Give the number of lines below that contain "Astronomers", with no other output.

Records for this exercise:
—————

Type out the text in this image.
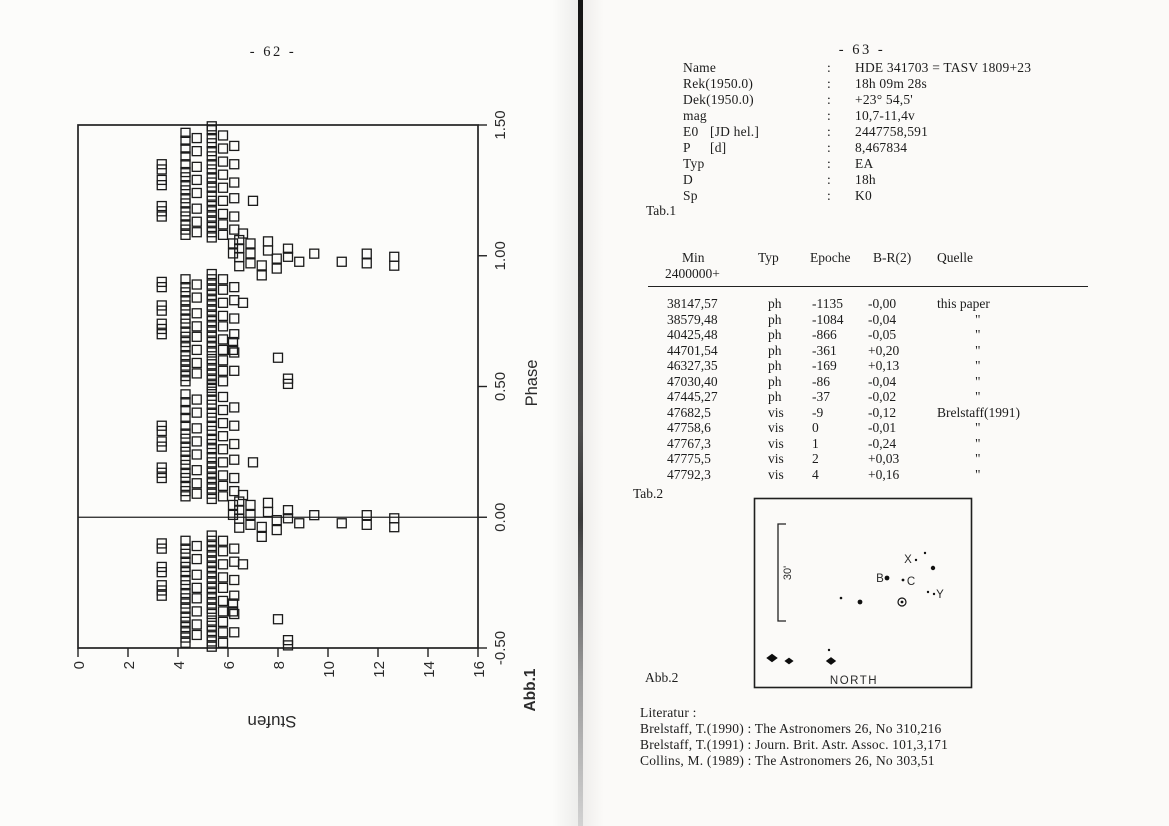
- 62 -
0 2 4 6 8 10 12 14 16
1.50
1.00
0.50
0.00
-0.50
Phase
Stufen
Abb.1
- 63 -
Name	:	HDE 341703 = TASV 1809+23
Rek(1950.0)	:	18h 09m 28s
Dek(1950.0)	:	+23° 54,5'
mag	:	10,7-11,4v
E0 [JD hel.]	:	2447758,591
P [d]	:	8,467834
Typ	:	EA
D	:	18h
Sp	:	K0
Tab.1
Min
2400000+
Typ	Epoche	B-R(2)	Quelle
38147,57	ph	-1135	-0,00	this paper
38579,48	ph	-1084	-0,04	"
40425,48	ph	-866	-0,05	"
44701,54	ph	-361	+0,20	"
46327,35	ph	-169	+0,13	"
47030,40	ph	-86	-0,04	"
47445,27	ph	-37	-0,02	"
47682,5	vis	-9	-0,12	Brelstaff(1991)
47758,6	vis	0	-0,01	"
47767,3	vis	1	-0,24	"
47775,5	vis	2	+0,03	"
47792,3	vis	4	+0,16	"
Tab.2
30'
X
B C
Y
NORTH
Abb.2
Literatur :
Brelstaff, T.(1990) : The Astronomers 26, No 310,216
Brelstaff, T.(1991) : Journ. Brit. Astr. Assoc. 101,3,171
Collins, M. (1989) : The Astronomers 26, No 303,51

—————

Output below: 2